■ **The data**
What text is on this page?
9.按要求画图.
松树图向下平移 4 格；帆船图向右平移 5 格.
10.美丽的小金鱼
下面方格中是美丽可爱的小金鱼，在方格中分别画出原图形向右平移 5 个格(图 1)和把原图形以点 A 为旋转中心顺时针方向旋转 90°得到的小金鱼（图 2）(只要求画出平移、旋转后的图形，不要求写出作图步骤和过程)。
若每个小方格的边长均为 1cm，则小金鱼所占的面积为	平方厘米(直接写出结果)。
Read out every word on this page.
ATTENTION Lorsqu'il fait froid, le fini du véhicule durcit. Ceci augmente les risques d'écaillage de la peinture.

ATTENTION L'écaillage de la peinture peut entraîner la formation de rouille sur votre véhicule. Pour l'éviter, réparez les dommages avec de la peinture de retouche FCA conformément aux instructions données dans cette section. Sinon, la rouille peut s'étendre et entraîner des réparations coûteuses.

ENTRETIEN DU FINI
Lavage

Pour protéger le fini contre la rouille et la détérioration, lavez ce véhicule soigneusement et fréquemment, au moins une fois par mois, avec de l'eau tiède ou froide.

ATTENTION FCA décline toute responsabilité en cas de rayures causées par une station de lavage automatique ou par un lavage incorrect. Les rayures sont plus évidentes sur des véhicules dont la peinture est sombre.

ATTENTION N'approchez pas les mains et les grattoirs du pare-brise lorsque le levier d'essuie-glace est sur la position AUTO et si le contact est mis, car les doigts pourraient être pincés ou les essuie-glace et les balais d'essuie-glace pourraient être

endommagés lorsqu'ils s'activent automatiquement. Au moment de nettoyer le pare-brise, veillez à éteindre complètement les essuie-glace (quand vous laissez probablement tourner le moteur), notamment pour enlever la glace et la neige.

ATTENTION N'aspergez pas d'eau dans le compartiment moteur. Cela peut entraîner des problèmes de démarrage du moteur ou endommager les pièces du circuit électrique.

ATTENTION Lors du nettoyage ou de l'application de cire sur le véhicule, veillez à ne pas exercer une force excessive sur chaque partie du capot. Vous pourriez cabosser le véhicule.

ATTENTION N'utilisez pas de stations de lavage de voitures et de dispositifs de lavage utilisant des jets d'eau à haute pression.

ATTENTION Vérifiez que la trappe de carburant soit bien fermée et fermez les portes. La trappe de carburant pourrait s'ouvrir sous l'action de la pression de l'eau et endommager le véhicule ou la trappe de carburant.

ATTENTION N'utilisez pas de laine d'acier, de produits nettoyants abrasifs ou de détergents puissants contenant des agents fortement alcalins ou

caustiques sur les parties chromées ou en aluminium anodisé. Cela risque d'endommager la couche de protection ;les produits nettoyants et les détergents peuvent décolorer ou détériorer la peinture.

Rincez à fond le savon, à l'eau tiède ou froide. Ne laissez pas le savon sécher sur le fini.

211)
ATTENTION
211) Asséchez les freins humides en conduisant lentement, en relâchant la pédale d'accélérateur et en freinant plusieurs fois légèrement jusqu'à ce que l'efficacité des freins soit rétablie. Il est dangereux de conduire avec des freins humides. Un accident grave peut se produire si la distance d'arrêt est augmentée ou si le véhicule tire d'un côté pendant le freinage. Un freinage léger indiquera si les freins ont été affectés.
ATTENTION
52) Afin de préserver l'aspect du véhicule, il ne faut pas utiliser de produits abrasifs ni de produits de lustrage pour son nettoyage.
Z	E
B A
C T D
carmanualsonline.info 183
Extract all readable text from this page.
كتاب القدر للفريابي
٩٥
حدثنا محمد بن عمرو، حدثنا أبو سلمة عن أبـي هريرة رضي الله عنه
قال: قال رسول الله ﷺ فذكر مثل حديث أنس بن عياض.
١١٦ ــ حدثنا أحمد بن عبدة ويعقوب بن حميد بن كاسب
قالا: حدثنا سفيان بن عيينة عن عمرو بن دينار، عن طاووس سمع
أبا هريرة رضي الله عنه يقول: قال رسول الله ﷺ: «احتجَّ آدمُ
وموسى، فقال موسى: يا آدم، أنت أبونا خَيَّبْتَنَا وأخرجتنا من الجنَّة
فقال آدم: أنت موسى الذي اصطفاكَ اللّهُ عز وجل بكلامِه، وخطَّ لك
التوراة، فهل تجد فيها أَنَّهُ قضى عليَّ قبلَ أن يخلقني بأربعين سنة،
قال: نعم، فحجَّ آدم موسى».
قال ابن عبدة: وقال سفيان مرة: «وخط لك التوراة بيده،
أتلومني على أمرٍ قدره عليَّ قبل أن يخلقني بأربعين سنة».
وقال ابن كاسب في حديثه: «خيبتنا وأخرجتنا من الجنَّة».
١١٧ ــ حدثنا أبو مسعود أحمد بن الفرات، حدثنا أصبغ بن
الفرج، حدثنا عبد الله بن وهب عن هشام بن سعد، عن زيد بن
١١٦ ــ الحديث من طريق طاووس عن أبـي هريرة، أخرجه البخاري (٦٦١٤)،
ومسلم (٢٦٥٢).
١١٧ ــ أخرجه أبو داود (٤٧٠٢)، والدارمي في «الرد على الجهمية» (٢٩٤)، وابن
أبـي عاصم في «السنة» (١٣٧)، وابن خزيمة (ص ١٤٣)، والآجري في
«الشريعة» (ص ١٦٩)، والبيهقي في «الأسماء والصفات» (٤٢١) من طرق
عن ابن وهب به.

■ **Written instruction**
Scan the listing above for the word "هريرة" and copy every line that holds it.

■ **Result of this exercise**
حدثنا محمد بن عمرو، حدثنا أبو سلمة عن أبـي هريرة رضي الله عنه
أبا هريرة رضي الله عنه يقول: قال رسول الله ﷺ: «احتجَّ آدمُ
١١٦ ــ الحديث من طريق طاووس عن أبـي هريرة، أخرجه البخاري (٦٦١٤)،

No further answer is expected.